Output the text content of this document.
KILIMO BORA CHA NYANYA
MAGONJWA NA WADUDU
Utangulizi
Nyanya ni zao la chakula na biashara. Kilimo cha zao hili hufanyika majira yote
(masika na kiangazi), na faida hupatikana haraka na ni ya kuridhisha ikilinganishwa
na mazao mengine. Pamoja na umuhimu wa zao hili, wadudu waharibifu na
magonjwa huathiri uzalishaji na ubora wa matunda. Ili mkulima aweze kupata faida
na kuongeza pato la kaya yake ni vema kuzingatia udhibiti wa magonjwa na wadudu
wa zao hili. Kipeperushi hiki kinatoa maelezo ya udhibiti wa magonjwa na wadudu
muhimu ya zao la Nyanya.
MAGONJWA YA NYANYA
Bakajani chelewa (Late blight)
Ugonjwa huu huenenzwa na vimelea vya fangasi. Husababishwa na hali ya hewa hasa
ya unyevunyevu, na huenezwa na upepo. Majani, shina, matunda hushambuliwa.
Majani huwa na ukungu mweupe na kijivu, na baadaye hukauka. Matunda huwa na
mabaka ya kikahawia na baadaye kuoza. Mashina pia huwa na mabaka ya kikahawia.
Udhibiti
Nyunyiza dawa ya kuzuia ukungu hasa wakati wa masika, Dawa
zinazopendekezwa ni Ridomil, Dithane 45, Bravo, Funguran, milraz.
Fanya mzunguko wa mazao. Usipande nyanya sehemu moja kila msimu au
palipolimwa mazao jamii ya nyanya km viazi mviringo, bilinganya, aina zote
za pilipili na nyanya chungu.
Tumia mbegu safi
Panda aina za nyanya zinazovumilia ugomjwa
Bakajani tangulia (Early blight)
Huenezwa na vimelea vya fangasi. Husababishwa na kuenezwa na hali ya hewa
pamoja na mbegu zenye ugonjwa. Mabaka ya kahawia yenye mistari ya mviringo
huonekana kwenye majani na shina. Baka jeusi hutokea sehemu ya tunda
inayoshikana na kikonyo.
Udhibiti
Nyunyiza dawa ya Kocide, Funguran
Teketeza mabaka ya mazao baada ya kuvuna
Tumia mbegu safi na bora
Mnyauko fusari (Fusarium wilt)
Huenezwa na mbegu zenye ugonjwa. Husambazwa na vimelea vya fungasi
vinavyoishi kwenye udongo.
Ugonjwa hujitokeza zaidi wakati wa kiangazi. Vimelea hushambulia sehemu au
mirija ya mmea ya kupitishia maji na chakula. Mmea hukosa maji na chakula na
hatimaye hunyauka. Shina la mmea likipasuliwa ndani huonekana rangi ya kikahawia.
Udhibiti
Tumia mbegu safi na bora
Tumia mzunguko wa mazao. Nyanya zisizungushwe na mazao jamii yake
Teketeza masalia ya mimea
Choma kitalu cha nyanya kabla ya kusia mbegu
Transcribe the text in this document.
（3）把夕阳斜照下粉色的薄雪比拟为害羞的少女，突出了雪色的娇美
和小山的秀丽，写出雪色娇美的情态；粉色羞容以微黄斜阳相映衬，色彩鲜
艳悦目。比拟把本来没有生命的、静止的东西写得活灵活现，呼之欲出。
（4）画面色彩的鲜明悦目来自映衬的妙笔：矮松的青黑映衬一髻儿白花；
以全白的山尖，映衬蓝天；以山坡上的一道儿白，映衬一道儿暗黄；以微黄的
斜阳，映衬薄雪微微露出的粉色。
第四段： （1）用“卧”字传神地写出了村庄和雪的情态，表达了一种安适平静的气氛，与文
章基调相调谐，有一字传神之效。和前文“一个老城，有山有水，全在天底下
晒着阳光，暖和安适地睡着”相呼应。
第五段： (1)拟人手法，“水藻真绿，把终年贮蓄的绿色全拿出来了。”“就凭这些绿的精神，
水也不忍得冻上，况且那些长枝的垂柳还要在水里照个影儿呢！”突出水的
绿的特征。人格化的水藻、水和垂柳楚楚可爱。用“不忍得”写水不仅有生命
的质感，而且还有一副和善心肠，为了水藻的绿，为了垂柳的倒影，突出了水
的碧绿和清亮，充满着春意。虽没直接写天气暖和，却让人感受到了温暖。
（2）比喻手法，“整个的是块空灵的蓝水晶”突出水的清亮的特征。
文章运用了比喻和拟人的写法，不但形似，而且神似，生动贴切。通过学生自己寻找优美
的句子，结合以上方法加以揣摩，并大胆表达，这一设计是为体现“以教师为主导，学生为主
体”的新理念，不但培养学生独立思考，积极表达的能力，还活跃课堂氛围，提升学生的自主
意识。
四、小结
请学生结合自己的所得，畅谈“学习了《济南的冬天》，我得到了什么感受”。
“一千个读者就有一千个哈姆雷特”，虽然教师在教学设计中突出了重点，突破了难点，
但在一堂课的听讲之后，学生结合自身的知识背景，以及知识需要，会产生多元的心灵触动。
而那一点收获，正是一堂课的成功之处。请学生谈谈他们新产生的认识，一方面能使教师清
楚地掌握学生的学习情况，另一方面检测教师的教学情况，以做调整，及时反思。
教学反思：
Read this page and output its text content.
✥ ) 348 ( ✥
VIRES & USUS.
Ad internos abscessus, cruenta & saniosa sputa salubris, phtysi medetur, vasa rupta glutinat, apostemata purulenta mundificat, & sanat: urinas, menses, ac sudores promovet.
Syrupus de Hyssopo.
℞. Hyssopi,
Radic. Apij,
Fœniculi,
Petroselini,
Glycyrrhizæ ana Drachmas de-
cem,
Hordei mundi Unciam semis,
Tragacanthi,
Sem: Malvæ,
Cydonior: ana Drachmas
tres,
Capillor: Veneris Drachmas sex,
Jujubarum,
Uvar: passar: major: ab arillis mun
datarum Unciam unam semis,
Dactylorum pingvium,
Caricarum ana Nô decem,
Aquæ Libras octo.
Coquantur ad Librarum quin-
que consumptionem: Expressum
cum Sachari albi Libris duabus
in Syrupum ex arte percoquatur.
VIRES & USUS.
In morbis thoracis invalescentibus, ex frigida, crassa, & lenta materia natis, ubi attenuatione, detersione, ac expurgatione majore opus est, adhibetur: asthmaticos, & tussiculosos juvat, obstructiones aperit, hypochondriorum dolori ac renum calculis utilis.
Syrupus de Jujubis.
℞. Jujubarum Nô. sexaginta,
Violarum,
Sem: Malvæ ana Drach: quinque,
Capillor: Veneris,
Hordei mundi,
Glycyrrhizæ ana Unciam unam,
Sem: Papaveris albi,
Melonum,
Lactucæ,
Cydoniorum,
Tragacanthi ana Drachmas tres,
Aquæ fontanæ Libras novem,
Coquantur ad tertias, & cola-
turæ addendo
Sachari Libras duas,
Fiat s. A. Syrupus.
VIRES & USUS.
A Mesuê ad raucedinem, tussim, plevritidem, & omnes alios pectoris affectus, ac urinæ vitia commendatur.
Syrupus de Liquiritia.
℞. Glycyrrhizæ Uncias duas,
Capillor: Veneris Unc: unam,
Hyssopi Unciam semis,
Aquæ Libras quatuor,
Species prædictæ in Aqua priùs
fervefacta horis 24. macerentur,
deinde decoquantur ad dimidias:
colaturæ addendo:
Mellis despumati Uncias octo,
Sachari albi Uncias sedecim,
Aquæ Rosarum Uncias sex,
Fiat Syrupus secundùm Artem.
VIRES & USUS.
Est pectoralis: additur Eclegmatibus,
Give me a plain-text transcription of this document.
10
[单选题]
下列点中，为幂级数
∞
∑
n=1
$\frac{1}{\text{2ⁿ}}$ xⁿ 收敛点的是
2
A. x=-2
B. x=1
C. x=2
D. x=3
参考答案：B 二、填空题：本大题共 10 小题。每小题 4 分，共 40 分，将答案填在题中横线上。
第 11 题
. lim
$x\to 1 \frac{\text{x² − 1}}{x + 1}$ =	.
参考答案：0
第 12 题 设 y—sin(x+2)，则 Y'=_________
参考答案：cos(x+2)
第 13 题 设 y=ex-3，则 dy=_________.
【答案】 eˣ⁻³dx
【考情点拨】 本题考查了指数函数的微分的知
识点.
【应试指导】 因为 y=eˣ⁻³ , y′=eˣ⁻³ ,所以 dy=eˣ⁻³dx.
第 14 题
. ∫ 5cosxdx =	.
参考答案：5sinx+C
━━━━━━━━━━━━━━━━━━━━
In the entries above, find every line holding the word "masika" and copy it out.

(masika na kiangazi), na faida hupatikana haraka na ni ya kuridhisha ikilinganishwa
Nyunyiza dawa ya kuzuia ukungu hasa wakati wa masika, Dawa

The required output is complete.